**Data for this exercise:**
■ ■ ■ ■

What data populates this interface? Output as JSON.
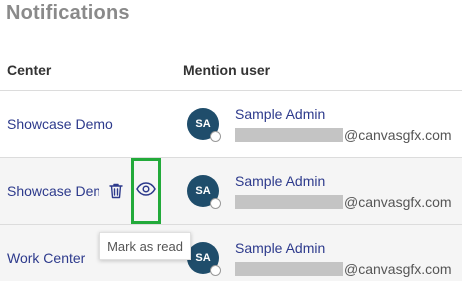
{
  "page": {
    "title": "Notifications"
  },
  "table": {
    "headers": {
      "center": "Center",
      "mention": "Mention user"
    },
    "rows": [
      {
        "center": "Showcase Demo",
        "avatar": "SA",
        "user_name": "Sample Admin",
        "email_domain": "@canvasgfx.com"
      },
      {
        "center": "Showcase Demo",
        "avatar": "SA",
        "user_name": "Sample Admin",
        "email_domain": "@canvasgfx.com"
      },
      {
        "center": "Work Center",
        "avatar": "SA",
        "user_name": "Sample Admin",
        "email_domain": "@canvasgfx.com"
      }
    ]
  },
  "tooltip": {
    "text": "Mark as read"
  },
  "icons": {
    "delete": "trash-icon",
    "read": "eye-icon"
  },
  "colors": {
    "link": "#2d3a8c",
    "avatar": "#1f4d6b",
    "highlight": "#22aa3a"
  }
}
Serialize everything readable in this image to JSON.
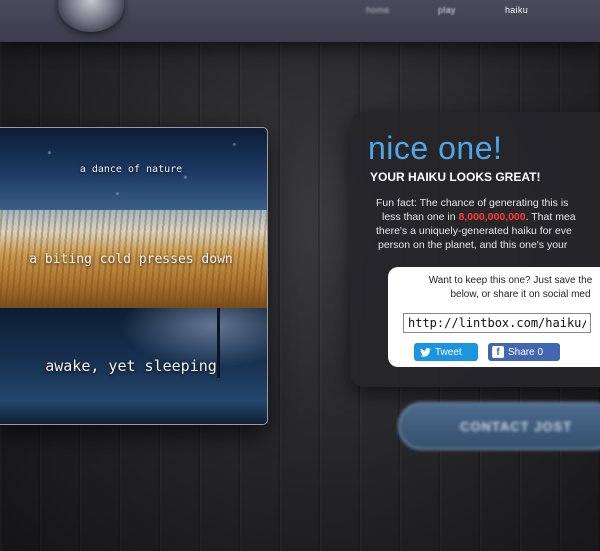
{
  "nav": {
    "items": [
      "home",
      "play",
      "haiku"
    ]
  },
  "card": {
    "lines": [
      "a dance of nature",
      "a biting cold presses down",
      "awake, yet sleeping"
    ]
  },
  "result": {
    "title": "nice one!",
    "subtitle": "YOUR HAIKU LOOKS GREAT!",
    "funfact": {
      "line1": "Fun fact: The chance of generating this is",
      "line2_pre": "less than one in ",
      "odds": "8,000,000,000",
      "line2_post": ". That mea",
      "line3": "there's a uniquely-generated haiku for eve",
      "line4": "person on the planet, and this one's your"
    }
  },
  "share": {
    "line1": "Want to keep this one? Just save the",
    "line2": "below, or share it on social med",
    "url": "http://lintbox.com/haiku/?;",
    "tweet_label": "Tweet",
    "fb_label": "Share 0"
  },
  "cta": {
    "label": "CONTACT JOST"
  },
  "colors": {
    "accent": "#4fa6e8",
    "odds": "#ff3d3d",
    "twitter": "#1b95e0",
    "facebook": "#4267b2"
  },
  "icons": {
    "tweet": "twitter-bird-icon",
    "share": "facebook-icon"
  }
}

■ ■ ■ ■

**Written task:**
Pull out each line of the entries that contains "facebook".

**Answer in full:**
    "facebook": "#4267b2"
    "share": "facebook-icon"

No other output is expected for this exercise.